### TAREFA A REALIZAR
No texto sobre as negociações de John Coale em Belarus, quantos presos políticos o grupo Viasna diz que o país ainda mantém?

John Coale, enviado dos Estados Unidos encarregado pelo presidente Donald Trump de negociar a libertação de presos políticos em Belarus, chegou a Minsk nesta terça-feira (15) para as primeiras conversas em seis meses com o presidente do país, Aleksandr Lukashenko.
O grupo de direitos humanos Viasna afirma que Belarus ainda mantém mais de 900 presos políticos. Lukashenko rejeita a classificação e trata as pessoas em questão como infratores da lei e "bandidos".
Coale iniciou as negociações no ano passado com Lukashenko, aliado próximo do presidente russo Vladimir Putin, e conseguiu a libertação de centenas de prisioneiros em troca do alívio das sanções americanas contra Belarus.
A oposição bielorrussa exilada saúda a diplomacia de Coale como intervenção humanitária vital, mas afirma que Lukashenko prende novos prisioneiros no lugar dos que saem.
"É essencialmente uma troca pura e simples. Está ocorrendo uma negociação, reféns por uma mudança nas sanções, mas isso não altera a natureza fundamental do regime bielorrusso", disse à Reuters na semana passada o ativista de direitos humanos Ales Bialiatski, libertado da prisão no ano passado e deportado.
"Embora eu esteja feliz por estar livre... a máquina da repressão continua funcionando. Toda semana vemos novos presos políticos e novos métodos de repressão", afirmou.
Especialistas da ONU afirmaram nesta terça-feira (15) que encontraram violações "sistemáticas" das obrigações internacionais de direitos humanos em todas as etapas do processo judicial em Belarus, da prisão à detenção, condenação e supervisão após a libertação.
Eles citaram prisões arbitrárias, tortura, negação de garantias legais, julgamentos fechados e assédio contínuo a ex-detidos.
A missão de Belarus junto ao Conselho de Direitos Humanos da ONU, com sede em Genebra, não respondeu de imediato a um pedido de comentário.

### CONTEÚDO DA LISTAGEM

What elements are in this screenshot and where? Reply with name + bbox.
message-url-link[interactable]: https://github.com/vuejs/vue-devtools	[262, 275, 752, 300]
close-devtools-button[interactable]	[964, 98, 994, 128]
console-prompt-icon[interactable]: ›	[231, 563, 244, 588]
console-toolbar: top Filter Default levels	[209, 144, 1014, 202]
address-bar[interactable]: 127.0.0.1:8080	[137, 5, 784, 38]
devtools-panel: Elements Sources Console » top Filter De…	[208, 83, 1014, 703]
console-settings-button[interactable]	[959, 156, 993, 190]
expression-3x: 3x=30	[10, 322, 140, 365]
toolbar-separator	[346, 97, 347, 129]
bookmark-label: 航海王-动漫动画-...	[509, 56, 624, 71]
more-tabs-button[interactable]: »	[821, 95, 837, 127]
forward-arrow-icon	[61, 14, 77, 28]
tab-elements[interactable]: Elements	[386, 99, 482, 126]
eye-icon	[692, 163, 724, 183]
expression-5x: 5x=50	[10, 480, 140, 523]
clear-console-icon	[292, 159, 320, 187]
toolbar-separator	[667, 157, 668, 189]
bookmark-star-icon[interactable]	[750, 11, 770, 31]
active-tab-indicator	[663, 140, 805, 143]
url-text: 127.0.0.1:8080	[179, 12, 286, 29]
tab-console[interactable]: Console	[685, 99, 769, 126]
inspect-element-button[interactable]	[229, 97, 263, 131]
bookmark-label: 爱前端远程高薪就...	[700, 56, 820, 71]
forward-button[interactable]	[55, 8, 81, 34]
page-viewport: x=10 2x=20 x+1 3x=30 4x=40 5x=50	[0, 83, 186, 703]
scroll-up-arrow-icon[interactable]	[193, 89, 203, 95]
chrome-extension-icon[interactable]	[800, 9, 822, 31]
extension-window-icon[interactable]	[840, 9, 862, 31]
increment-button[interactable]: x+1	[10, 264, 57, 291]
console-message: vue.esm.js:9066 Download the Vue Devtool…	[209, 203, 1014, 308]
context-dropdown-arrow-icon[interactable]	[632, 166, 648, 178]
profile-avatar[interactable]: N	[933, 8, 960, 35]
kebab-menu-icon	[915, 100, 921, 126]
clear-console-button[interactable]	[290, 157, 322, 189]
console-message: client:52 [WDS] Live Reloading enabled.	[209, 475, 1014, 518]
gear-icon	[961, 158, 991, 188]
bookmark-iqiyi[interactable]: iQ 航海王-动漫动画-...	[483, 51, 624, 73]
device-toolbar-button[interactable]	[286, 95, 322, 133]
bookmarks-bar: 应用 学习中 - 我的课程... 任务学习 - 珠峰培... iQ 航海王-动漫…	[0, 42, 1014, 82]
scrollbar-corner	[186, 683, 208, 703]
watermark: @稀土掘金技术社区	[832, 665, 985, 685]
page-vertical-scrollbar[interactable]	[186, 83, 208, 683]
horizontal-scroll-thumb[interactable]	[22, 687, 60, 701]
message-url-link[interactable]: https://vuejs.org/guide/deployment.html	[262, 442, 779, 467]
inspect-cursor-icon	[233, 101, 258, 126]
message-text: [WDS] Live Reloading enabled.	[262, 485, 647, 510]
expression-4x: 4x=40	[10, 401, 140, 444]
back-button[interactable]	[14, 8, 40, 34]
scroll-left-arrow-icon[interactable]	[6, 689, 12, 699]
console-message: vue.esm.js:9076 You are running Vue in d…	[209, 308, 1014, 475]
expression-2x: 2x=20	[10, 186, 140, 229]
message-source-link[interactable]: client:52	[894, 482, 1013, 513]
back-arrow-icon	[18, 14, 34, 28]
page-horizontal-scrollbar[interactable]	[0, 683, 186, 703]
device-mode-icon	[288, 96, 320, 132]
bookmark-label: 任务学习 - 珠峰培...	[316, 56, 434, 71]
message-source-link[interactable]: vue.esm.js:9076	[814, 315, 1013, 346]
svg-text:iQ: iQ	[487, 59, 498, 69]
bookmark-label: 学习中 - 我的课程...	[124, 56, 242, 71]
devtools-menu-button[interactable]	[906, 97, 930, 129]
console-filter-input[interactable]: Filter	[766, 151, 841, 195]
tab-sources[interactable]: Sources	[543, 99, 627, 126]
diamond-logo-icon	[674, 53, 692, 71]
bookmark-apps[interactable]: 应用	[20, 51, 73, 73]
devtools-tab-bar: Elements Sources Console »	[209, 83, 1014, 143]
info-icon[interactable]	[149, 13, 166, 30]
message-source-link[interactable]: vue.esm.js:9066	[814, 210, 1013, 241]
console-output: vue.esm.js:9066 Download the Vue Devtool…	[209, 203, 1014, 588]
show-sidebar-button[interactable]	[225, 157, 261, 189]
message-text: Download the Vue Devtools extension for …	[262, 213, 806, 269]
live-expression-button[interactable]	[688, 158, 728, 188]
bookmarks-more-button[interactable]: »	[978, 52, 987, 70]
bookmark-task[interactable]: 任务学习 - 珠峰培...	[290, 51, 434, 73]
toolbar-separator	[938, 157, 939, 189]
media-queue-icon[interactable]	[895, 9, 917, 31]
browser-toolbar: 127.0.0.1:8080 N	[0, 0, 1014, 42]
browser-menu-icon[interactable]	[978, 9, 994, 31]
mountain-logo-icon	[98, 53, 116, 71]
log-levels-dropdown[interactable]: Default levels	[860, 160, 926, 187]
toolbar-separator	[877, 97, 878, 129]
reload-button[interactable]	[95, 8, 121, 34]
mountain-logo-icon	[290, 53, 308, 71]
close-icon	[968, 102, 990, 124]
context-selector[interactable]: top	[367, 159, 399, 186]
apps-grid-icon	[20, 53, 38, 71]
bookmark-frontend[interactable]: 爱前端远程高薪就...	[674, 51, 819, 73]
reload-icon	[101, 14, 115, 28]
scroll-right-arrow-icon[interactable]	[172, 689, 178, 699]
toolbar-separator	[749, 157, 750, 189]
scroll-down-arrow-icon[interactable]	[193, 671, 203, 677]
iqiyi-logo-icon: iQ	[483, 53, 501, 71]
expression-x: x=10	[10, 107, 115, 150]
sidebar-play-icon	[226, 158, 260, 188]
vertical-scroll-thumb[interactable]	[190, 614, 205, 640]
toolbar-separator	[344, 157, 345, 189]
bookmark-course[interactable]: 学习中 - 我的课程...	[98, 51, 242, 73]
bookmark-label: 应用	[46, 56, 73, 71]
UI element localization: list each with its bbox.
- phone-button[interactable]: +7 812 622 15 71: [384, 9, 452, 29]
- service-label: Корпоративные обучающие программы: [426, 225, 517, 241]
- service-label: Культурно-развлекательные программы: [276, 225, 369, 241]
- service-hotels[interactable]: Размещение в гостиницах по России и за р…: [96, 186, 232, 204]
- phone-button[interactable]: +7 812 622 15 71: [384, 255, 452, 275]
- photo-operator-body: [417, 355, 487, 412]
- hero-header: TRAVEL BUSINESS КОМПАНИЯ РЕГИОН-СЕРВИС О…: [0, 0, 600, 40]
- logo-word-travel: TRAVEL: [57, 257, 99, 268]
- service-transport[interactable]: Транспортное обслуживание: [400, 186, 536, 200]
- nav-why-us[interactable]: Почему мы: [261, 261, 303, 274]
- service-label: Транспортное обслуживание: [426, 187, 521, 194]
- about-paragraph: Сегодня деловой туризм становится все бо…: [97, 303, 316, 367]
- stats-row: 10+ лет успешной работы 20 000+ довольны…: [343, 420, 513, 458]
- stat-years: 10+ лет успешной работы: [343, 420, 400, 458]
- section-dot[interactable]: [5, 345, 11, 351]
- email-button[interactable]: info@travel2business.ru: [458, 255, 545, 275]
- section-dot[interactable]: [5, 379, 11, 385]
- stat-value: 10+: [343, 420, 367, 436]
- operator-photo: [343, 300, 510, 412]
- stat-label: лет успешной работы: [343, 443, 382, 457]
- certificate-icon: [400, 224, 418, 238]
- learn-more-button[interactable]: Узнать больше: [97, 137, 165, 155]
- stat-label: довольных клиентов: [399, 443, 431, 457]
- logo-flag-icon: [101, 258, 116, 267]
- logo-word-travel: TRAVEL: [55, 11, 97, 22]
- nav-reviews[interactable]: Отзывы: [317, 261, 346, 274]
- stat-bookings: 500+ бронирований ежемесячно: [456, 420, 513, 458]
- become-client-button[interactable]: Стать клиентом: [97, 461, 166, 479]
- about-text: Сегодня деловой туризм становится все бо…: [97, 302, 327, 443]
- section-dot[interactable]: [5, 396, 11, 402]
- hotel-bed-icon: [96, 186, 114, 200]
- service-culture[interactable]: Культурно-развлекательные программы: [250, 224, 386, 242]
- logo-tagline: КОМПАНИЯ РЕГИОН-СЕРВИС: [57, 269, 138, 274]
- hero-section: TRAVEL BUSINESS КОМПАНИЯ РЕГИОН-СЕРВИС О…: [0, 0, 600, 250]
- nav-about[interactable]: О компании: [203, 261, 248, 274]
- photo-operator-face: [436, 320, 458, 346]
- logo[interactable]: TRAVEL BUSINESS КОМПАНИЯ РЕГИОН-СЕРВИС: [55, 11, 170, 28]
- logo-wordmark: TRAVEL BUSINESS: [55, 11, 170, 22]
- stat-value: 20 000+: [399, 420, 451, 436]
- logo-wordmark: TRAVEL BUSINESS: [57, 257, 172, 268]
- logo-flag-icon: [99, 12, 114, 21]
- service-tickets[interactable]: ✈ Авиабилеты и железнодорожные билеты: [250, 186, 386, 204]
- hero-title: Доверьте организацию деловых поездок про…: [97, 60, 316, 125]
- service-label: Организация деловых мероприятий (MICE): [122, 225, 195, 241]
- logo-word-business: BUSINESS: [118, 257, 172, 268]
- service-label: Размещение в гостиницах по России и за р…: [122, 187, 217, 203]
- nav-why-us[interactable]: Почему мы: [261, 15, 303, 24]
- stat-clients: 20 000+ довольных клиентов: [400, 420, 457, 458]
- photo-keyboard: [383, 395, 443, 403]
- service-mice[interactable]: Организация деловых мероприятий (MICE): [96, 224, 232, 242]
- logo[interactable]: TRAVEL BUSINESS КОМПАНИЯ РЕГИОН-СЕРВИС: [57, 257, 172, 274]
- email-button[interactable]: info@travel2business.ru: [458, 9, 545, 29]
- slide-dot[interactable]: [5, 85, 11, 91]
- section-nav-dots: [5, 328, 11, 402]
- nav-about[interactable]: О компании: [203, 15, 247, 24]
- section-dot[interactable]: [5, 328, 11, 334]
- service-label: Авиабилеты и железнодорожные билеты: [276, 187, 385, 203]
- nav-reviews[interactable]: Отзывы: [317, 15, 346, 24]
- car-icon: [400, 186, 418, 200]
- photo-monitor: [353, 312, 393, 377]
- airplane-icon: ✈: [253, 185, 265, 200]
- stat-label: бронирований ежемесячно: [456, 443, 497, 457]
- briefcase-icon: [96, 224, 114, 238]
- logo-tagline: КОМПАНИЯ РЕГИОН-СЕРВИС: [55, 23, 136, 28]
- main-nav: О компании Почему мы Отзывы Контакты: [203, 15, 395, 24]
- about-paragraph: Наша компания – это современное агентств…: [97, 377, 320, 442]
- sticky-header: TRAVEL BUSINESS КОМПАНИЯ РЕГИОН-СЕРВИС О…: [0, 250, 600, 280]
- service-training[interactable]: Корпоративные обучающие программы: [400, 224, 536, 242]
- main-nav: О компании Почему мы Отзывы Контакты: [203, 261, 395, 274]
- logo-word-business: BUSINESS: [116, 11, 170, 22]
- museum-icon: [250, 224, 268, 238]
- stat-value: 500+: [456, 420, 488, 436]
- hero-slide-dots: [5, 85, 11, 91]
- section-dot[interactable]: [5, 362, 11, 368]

### ESPAÇO PARA RESPOSTA
Mais de 900 presos políticos.